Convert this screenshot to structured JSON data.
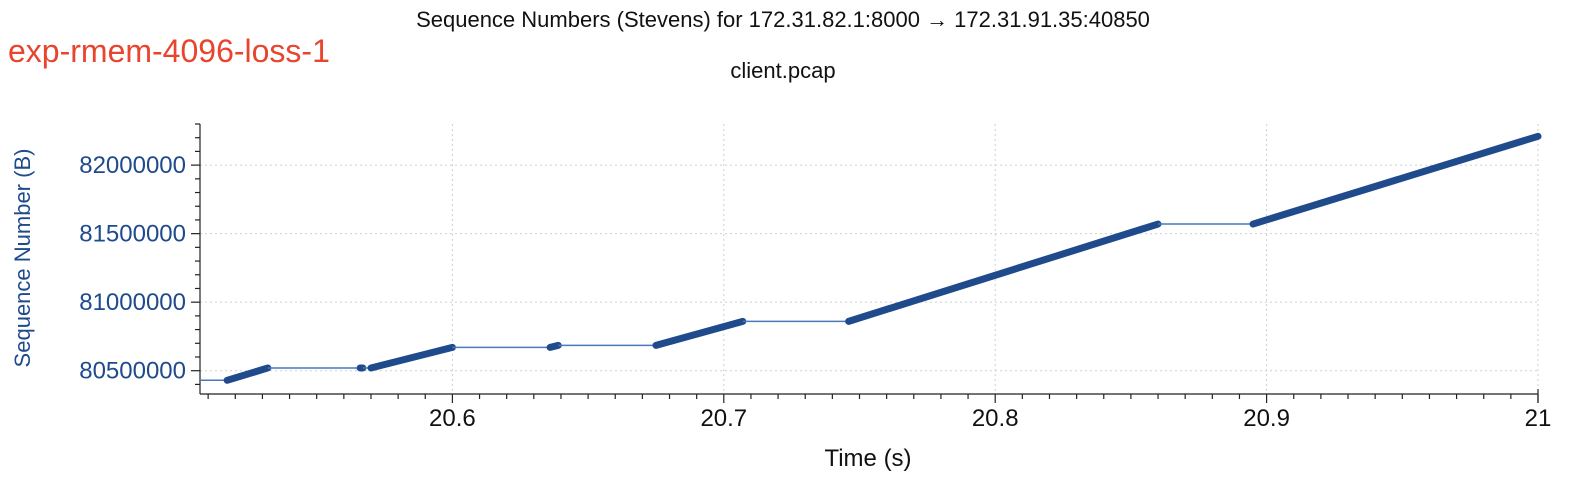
{
  "header": {
    "tag": "exp-rmem-4096-loss-1",
    "tag_color": "#e8442e"
  },
  "chart_data": {
    "type": "line",
    "title": "Sequence Numbers (Stevens) for 172.31.82.1:8000 → 172.31.91.35:40850",
    "subtitle": "client.pcap",
    "xlabel": "Time (s)",
    "ylabel": "Sequence Number (B)",
    "xlim": [
      20.507,
      21.0
    ],
    "ylim": [
      80330000,
      82300000
    ],
    "xticks": [
      20.6,
      20.7,
      20.8,
      20.9,
      21
    ],
    "xtick_labels": [
      "20.6",
      "20.7",
      "20.8",
      "20.9",
      "21"
    ],
    "yticks": [
      80500000,
      81000000,
      81500000,
      82000000
    ],
    "ytick_labels": [
      "80500000",
      "81000000",
      "81500000",
      "82000000"
    ],
    "grid": true,
    "series_color": "#1f4a8c",
    "flat_line_color": "#4a78b8",
    "series": [
      {
        "segments": [
          {
            "x": [
              20.507,
              20.517
            ],
            "y": [
              80430000,
              80430000
            ],
            "style": "thin"
          },
          {
            "x": [
              20.517,
              20.532
            ],
            "y": [
              80430000,
              80520000
            ],
            "style": "thick"
          },
          {
            "x": [
              20.532,
              20.566
            ],
            "y": [
              80520000,
              80520000
            ],
            "style": "thin"
          },
          {
            "x": [
              20.566,
              20.567
            ],
            "y": [
              80520000,
              80520000
            ],
            "style": "thick"
          },
          {
            "x": [
              20.567,
              20.57
            ],
            "y": [
              80520000,
              80520000
            ],
            "style": "thin"
          },
          {
            "x": [
              20.57,
              20.6
            ],
            "y": [
              80520000,
              80670000
            ],
            "style": "thick"
          },
          {
            "x": [
              20.6,
              20.636
            ],
            "y": [
              80670000,
              80670000
            ],
            "style": "thin"
          },
          {
            "x": [
              20.636,
              20.639
            ],
            "y": [
              80670000,
              80685000
            ],
            "style": "thick"
          },
          {
            "x": [
              20.639,
              20.675
            ],
            "y": [
              80685000,
              80685000
            ],
            "style": "thin"
          },
          {
            "x": [
              20.675,
              20.707
            ],
            "y": [
              80685000,
              80860000
            ],
            "style": "thick"
          },
          {
            "x": [
              20.707,
              20.746
            ],
            "y": [
              80860000,
              80860000
            ],
            "style": "thin"
          },
          {
            "x": [
              20.746,
              20.86
            ],
            "y": [
              80860000,
              81570000
            ],
            "style": "thick"
          },
          {
            "x": [
              20.86,
              20.895
            ],
            "y": [
              81570000,
              81570000
            ],
            "style": "thin"
          },
          {
            "x": [
              20.895,
              21.0
            ],
            "y": [
              81570000,
              82210000
            ],
            "style": "thick"
          }
        ]
      }
    ]
  }
}
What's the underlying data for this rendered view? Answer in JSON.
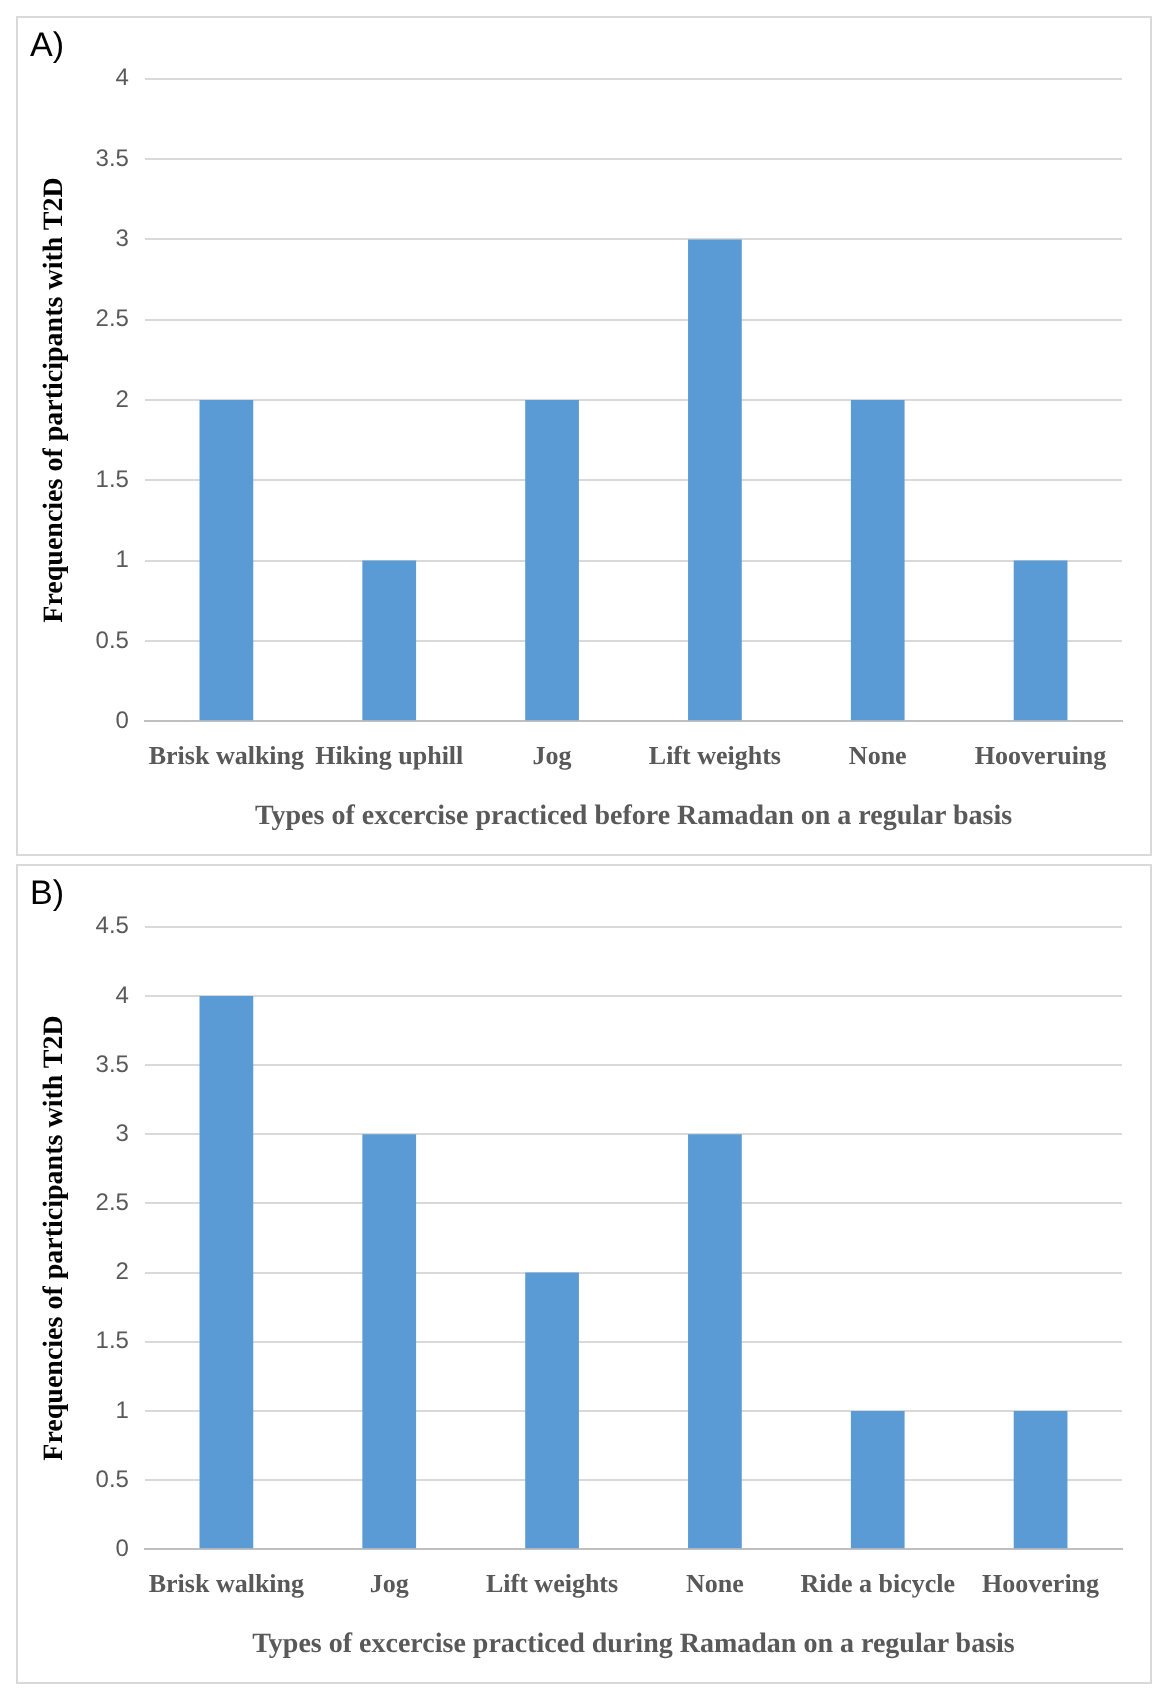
{
  "chart_data": [
    {
      "type": "bar",
      "title": "A)",
      "xlabel": "Types of excercise practiced before Ramadan on a regular basis",
      "ylabel": "Frequencies of participants with T2D",
      "categories": [
        "Brisk walking",
        "Hiking uphill",
        "Jog",
        "Lift weights",
        "None",
        "Hooveruing"
      ],
      "values": [
        2,
        1,
        2,
        3,
        2,
        1
      ],
      "color": "#5b9bd5",
      "ylim": [
        0,
        4
      ],
      "yticks": [
        0,
        0.5,
        1,
        1.5,
        2,
        2.5,
        3,
        3.5,
        4
      ],
      "grid": "y",
      "legend": false
    },
    {
      "type": "bar",
      "title": "B)",
      "xlabel": "Types of excercise practiced during Ramadan on a regular basis",
      "ylabel": "Frequencies of participants with T2D",
      "categories": [
        "Brisk walking",
        "Jog",
        "Lift weights",
        "None",
        "Ride a bicycle",
        "Hoovering"
      ],
      "values": [
        4,
        3,
        2,
        3,
        1,
        1
      ],
      "color": "#5b9bd5",
      "ylim": [
        0,
        4.5
      ],
      "yticks": [
        0,
        0.5,
        1,
        1.5,
        2,
        2.5,
        3,
        3.5,
        4,
        4.5
      ],
      "grid": "y",
      "legend": false
    }
  ]
}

**Task description:** Omit the pictures. Output every record above word for word.

**Output below:**
Convert this screenshot to structured JSON data.
{
  "header": {
    "tag": "exp-rmem-4096-loss-1",
    "tag_color": "#e8442e"
  },
  "chart_data": {
    "type": "line",
    "title": "Sequence Numbers (Stevens) for 172.31.82.1:8000 → 172.31.91.35:40850",
    "subtitle": "client.pcap",
    "xlabel": "Time (s)",
    "ylabel": "Sequence Number (B)",
    "xlim": [
      20.507,
      21.0
    ],
    "ylim": [
      80330000,
      82300000
    ],
    "xticks": [
      20.6,
      20.7,
      20.8,
      20.9,
      21
    ],
    "xtick_labels": [
      "20.6",
      "20.7",
      "20.8",
      "20.9",
      "21"
    ],
    "yticks": [
      80500000,
      81000000,
      81500000,
      82000000
    ],
    "ytick_labels": [
      "80500000",
      "81000000",
      "81500000",
      "82000000"
    ],
    "grid": true,
    "series_color": "#1f4a8c",
    "flat_line_color": "#4a78b8",
    "series": [
      {
        "segments": [
          {
            "x": [
              20.507,
              20.517
            ],
            "y": [
              80430000,
              80430000
            ],
            "style": "thin"
          },
          {
            "x": [
              20.517,
              20.532
            ],
            "y": [
              80430000,
              80520000
            ],
            "style": "thick"
          },
          {
            "x": [
              20.532,
              20.566
            ],
            "y": [
              80520000,
              80520000
            ],
            "style": "thin"
          },
          {
            "x": [
              20.566,
              20.567
            ],
            "y": [
              80520000,
              80520000
            ],
            "style": "thick"
          },
          {
            "x": [
              20.567,
              20.57
            ],
            "y": [
              80520000,
              80520000
            ],
            "style": "thin"
          },
          {
            "x": [
              20.57,
              20.6
            ],
            "y": [
              80520000,
              80670000
            ],
            "style": "thick"
          },
          {
            "x": [
              20.6,
              20.636
            ],
            "y": [
              80670000,
              80670000
            ],
            "style": "thin"
          },
          {
            "x": [
              20.636,
              20.639
            ],
            "y": [
              80670000,
              80685000
            ],
            "style": "thick"
          },
          {
            "x": [
              20.639,
              20.675
            ],
            "y": [
              80685000,
              80685000
            ],
            "style": "thin"
          },
          {
            "x": [
              20.675,
              20.707
            ],
            "y": [
              80685000,
              80860000
            ],
            "style": "thick"
          },
          {
            "x": [
              20.707,
              20.746
            ],
            "y": [
              80860000,
              80860000
            ],
            "style": "thin"
          },
          {
            "x": [
              20.746,
              20.86
            ],
            "y": [
              80860000,
              81570000
            ],
            "style": "thick"
          },
          {
            "x": [
              20.86,
              20.895
            ],
            "y": [
              81570000,
              81570000
            ],
            "style": "thin"
          },
          {
            "x": [
              20.895,
              21.0
            ],
            "y": [
              81570000,
              82210000
            ],
            "style": "thick"
          }
        ]
      }
    ]
  }
}
What's the underlying data for this rendered view? Answer in JSON.
{
  "chart_data": [
    {
      "type": "bar",
      "title": "A)",
      "xlabel": "Types of excercise practiced before Ramadan on a regular basis",
      "ylabel": "Frequencies of participants with T2D",
      "categories": [
        "Brisk walking",
        "Hiking uphill",
        "Jog",
        "Lift weights",
        "None",
        "Hooveruing"
      ],
      "values": [
        2,
        1,
        2,
        3,
        2,
        1
      ],
      "color": "#5b9bd5",
      "ylim": [
        0,
        4
      ],
      "yticks": [
        0,
        0.5,
        1,
        1.5,
        2,
        2.5,
        3,
        3.5,
        4
      ],
      "grid": "y",
      "legend": false
    },
    {
      "type": "bar",
      "title": "B)",
      "xlabel": "Types of excercise practiced during Ramadan on a regular basis",
      "ylabel": "Frequencies of participants with T2D",
      "categories": [
        "Brisk walking",
        "Jog",
        "Lift weights",
        "None",
        "Ride a bicycle",
        "Hoovering"
      ],
      "values": [
        4,
        3,
        2,
        3,
        1,
        1
      ],
      "color": "#5b9bd5",
      "ylim": [
        0,
        4.5
      ],
      "yticks": [
        0,
        0.5,
        1,
        1.5,
        2,
        2.5,
        3,
        3.5,
        4,
        4.5
      ],
      "grid": "y",
      "legend": false
    }
  ]
}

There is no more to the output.